[Dataset items]

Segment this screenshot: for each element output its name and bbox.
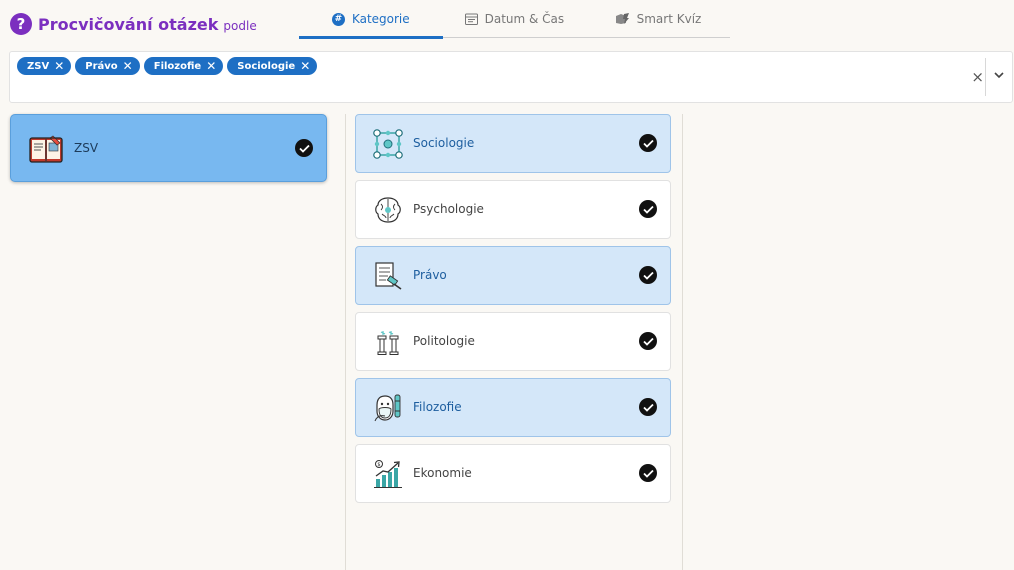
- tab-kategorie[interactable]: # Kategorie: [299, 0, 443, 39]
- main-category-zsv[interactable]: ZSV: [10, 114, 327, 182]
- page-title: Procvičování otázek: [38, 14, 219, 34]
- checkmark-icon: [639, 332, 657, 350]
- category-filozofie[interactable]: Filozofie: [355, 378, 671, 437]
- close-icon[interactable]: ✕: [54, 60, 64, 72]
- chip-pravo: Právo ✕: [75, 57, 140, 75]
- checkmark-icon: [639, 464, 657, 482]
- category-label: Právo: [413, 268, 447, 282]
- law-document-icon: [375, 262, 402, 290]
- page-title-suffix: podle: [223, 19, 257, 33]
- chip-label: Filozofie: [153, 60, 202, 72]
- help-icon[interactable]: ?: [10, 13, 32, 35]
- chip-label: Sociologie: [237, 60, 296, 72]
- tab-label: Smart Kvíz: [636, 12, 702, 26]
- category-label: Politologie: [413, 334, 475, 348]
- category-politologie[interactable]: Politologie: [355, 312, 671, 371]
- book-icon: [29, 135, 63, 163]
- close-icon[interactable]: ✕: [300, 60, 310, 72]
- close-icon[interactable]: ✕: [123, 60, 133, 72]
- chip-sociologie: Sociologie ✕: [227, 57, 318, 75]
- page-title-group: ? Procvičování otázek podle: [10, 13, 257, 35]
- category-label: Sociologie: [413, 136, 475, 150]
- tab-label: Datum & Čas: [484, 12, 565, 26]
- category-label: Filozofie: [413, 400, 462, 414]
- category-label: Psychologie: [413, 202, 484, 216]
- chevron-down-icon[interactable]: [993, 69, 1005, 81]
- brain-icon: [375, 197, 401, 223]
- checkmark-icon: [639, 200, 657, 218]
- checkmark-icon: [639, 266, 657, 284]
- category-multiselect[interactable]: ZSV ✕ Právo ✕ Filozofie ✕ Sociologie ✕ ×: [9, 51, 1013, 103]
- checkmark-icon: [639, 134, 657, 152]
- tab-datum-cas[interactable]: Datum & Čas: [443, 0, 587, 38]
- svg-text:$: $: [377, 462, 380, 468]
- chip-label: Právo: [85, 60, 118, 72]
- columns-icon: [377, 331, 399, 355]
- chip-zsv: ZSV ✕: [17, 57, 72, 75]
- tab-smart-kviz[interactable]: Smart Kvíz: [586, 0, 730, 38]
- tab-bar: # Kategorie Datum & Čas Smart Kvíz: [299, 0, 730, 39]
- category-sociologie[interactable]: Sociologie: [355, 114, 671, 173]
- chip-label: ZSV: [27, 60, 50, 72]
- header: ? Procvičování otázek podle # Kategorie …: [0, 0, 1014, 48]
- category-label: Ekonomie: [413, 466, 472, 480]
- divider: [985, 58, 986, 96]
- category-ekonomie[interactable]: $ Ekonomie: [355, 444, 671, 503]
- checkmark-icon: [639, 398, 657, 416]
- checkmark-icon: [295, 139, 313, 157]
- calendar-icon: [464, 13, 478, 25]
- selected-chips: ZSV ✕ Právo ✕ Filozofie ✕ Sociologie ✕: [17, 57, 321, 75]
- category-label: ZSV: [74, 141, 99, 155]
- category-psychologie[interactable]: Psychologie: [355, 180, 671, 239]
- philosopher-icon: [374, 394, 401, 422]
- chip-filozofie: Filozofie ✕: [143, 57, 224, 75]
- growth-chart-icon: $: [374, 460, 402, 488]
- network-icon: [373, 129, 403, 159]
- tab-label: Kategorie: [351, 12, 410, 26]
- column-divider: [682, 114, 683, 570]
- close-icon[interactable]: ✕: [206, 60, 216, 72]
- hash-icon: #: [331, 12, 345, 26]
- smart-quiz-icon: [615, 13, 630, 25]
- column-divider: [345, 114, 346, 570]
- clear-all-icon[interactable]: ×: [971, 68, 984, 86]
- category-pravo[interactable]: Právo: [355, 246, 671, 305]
--
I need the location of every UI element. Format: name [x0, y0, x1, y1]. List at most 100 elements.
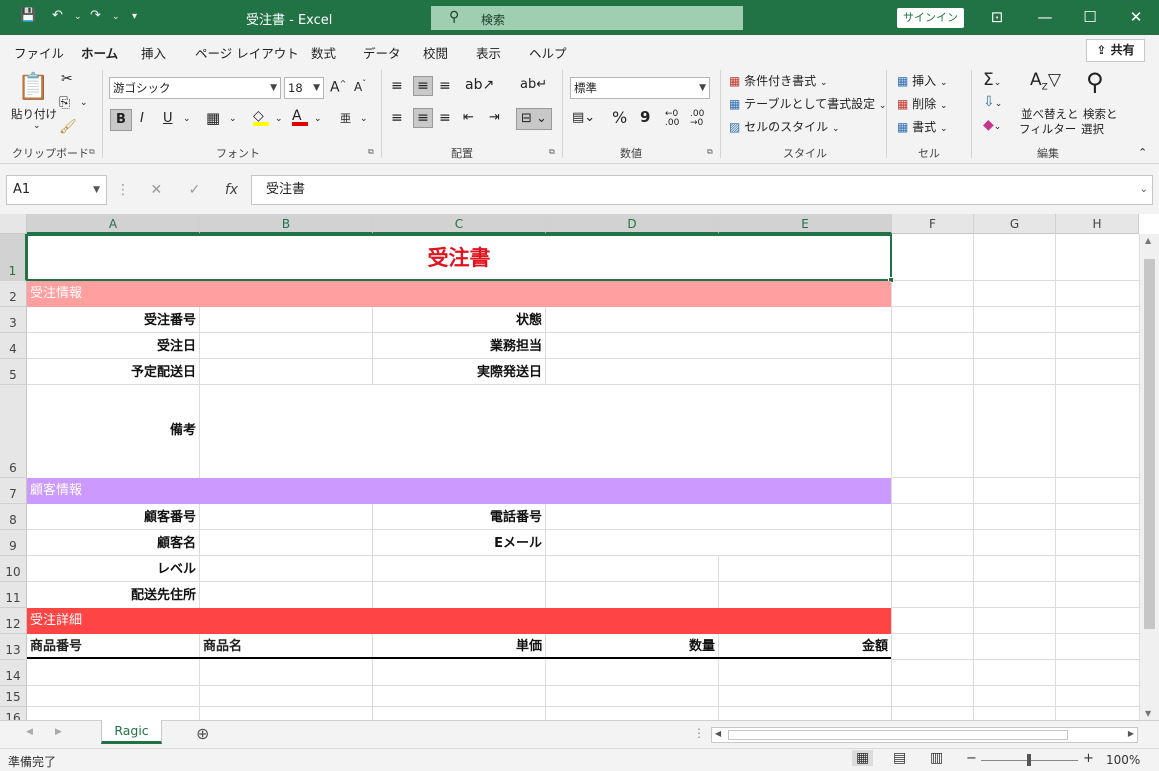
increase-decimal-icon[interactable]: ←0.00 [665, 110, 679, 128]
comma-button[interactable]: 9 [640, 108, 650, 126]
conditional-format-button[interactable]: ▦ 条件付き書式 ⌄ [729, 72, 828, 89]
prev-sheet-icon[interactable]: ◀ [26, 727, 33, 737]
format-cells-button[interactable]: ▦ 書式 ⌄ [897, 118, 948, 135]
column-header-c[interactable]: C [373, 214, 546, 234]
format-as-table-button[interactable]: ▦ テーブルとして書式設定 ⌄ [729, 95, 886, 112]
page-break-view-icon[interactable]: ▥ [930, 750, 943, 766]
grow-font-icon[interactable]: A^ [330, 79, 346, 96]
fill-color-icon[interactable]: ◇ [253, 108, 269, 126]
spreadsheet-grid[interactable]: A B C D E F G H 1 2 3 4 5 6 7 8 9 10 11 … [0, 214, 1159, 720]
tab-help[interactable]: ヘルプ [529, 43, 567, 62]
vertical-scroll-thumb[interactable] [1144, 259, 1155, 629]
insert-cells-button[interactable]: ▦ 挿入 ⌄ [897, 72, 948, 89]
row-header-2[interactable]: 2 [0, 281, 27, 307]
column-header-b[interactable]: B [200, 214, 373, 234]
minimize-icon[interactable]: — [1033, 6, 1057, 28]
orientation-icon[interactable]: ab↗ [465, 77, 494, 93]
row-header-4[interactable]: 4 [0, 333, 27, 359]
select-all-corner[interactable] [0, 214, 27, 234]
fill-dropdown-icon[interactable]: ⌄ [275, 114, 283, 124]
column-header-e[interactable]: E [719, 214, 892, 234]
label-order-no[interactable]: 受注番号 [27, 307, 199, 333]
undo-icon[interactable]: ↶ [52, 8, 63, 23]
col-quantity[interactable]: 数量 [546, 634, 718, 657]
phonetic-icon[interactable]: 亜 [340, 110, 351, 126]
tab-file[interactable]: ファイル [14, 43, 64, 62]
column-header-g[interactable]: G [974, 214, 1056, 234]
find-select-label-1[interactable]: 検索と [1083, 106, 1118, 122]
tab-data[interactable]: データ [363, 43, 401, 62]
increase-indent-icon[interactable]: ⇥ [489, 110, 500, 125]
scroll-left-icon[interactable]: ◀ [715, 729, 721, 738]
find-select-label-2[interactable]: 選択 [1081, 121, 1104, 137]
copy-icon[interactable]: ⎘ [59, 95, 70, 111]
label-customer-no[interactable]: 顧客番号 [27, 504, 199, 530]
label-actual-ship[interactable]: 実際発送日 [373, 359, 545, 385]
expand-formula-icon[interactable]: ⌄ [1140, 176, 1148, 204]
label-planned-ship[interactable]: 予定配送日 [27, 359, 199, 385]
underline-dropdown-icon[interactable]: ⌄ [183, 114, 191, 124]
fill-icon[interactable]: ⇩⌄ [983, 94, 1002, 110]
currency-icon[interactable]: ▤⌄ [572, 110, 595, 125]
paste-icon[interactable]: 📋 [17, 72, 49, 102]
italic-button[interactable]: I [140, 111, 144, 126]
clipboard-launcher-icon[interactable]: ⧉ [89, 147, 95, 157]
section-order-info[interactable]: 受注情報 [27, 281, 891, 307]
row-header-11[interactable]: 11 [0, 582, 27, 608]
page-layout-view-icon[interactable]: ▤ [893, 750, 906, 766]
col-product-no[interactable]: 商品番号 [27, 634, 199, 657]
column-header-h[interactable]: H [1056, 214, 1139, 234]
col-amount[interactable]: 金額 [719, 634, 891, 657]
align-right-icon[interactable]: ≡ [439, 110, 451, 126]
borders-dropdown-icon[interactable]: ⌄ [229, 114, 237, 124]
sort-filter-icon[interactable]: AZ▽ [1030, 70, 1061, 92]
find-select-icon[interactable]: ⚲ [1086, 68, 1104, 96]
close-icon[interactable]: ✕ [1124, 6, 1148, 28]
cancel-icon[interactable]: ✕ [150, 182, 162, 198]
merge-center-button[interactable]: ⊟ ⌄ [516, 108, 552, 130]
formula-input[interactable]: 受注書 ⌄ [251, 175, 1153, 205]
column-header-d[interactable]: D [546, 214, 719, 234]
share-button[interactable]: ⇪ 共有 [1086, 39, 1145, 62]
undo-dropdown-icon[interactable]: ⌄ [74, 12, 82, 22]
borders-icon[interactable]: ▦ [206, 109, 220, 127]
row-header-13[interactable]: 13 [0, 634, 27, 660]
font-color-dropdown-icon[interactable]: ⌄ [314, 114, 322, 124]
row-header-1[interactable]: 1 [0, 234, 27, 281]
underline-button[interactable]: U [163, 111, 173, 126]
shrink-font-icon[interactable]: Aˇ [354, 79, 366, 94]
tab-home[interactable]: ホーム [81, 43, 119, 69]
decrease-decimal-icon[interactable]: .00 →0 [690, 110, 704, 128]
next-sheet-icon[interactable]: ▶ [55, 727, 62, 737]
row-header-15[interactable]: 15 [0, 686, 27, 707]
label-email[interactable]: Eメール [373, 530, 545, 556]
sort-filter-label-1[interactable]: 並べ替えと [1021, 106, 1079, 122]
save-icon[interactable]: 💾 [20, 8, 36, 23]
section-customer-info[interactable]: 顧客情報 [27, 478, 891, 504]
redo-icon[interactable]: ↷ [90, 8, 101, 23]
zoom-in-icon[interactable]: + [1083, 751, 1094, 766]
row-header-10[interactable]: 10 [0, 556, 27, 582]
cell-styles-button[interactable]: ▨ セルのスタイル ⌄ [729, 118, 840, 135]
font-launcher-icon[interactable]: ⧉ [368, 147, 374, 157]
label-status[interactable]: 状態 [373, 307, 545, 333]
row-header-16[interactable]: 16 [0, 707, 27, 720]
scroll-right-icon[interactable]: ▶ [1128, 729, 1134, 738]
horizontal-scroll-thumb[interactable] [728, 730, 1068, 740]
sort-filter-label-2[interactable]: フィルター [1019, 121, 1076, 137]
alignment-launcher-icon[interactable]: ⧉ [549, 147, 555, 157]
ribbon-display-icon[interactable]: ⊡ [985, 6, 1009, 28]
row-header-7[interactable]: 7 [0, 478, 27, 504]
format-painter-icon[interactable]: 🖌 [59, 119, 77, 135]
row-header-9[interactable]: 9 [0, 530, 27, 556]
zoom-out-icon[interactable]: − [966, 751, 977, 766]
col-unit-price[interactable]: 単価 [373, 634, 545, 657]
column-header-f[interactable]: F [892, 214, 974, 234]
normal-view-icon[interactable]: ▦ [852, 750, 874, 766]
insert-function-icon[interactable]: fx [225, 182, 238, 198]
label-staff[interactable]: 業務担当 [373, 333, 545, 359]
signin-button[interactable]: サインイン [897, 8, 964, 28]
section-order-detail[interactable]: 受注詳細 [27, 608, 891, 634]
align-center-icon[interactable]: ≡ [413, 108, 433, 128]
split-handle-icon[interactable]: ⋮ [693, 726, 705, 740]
---
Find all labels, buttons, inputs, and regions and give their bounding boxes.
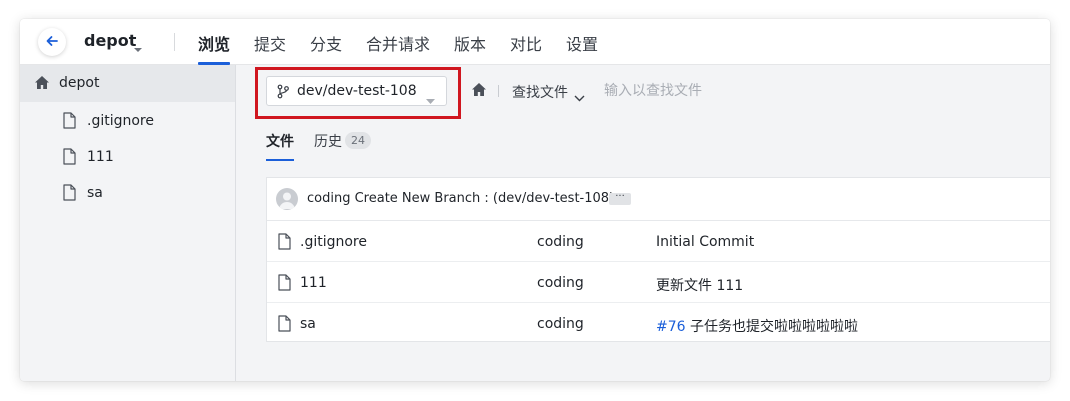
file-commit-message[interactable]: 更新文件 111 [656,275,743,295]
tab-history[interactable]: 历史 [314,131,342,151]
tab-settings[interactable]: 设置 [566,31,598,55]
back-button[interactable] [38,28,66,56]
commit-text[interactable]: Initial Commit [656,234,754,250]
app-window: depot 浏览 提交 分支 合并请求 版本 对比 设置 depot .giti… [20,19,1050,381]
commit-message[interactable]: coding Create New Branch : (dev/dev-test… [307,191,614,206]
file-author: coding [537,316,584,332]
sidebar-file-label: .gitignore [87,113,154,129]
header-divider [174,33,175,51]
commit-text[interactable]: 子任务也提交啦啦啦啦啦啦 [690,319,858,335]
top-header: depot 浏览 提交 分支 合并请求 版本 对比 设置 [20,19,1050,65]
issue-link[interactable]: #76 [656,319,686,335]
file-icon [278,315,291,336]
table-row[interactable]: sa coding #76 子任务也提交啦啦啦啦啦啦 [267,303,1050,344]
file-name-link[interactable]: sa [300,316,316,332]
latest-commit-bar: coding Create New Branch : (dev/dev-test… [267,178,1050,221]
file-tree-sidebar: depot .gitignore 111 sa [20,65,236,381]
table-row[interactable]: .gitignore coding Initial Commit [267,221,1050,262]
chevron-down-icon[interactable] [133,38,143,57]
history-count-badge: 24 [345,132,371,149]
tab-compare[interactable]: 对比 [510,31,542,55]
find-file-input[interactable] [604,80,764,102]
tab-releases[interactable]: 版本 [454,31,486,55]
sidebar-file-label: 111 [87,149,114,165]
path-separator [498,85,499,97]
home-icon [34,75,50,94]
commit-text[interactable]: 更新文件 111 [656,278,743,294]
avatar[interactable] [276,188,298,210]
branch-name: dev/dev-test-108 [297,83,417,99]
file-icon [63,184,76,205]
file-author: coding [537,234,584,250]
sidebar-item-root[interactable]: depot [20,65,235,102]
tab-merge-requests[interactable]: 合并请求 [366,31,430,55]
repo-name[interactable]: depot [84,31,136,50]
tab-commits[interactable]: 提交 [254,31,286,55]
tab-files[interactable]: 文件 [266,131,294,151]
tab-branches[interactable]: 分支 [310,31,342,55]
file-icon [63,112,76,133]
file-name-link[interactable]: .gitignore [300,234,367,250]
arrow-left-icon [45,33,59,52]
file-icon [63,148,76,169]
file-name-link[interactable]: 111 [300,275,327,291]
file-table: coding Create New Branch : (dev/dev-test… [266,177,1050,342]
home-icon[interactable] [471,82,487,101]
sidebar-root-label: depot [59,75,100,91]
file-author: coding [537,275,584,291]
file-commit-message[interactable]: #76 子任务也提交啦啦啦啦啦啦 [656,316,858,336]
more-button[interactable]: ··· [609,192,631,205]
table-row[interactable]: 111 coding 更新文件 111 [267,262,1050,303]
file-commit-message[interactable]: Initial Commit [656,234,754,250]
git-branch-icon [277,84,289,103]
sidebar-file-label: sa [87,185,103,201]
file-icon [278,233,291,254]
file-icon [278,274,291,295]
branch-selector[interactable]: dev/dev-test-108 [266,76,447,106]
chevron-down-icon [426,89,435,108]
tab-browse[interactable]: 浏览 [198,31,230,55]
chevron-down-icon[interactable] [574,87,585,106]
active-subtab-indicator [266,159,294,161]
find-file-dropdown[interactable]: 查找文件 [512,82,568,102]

STATED TASK
Reproduce only the lines starting at the one containing "increase-decimal-icon[interactable]: ←0.00 [665, 110, 679, 128]" and ending at the one containing "page-break-view-icon[interactable]: ▥ [930, 750, 943, 766]", replacing "interactable" with "clickable" throughout and leaving everything else unchanged.

SOLUTION FOR THIS PROBLEM
increase-decimal-icon[clickable]: ←0.00 [665, 110, 679, 128]
comma-button[clickable]: 9 [640, 108, 650, 126]
conditional-format-button[clickable]: ▦ 条件付き書式 ⌄ [729, 72, 828, 89]
prev-sheet-icon[clickable]: ◀ [26, 727, 33, 737]
format-cells-button[clickable]: ▦ 書式 ⌄ [897, 118, 948, 135]
column-header-c[clickable]: C [373, 214, 546, 234]
format-as-table-button[clickable]: ▦ テーブルとして書式設定 ⌄ [729, 95, 886, 112]
page-break-view-icon[clickable]: ▥ [930, 750, 943, 766]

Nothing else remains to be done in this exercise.